Dataset items:
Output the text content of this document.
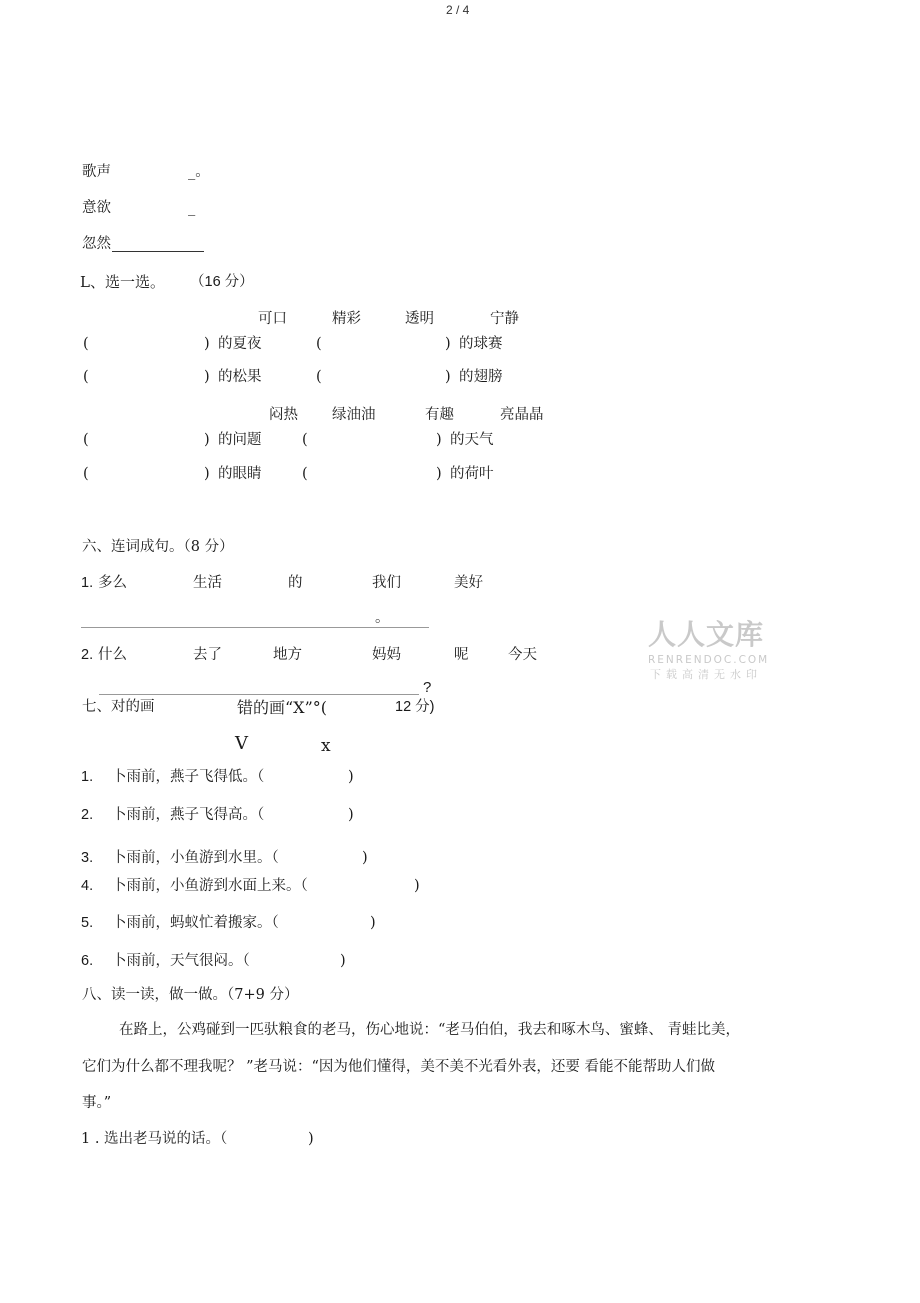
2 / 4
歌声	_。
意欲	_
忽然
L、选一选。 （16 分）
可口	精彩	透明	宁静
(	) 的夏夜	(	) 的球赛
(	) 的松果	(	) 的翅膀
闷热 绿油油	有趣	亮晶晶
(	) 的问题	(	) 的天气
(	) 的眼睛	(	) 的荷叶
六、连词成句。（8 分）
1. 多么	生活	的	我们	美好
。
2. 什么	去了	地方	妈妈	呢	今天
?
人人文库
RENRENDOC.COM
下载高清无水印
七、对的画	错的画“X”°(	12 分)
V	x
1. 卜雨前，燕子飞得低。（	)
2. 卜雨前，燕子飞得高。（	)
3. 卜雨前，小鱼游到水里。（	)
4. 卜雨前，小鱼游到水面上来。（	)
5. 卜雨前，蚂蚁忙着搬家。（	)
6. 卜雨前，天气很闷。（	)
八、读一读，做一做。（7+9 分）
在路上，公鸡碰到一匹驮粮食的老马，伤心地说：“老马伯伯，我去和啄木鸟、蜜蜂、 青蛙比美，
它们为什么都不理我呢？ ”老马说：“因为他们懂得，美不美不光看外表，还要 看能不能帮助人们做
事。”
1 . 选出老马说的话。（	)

▶ PROBLEM DETAILS
Reproduce every line exactly and omit all pictures.

▶ RESULT OF THIS EXERCISE
Output the text content of this document.
2 / 4
歌声	_。
意欲	_
忽然
L、选一选。 （16 分）
可口	精彩	透明	宁静
(	) 的夏夜	(	) 的球赛
(	) 的松果	(	) 的翅膀
闷热 绿油油	有趣	亮晶晶
(	) 的问题	(	) 的天气
(	) 的眼睛	(	) 的荷叶
六、连词成句。（8 分）
1. 多么	生活	的	我们	美好
。
2. 什么	去了	地方	妈妈	呢	今天
?
人人文库
RENRENDOC.COM
下载高清无水印
七、对的画	错的画“X”°(	12 分)
V	x
1. 卜雨前，燕子飞得低。（	)
2. 卜雨前，燕子飞得高。（	)
3. 卜雨前，小鱼游到水里。（	)
4. 卜雨前，小鱼游到水面上来。（	)
5. 卜雨前，蚂蚁忙着搬家。（	)
6. 卜雨前，天气很闷。（	)
八、读一读，做一做。（7+9 分）
在路上，公鸡碰到一匹驮粮食的老马，伤心地说：“老马伯伯，我去和啄木鸟、蜜蜂、 青蛙比美，
它们为什么都不理我呢？ ”老马说：“因为他们懂得，美不美不光看外表，还要 看能不能帮助人们做
事。”
1 . 选出老马说的话。（	)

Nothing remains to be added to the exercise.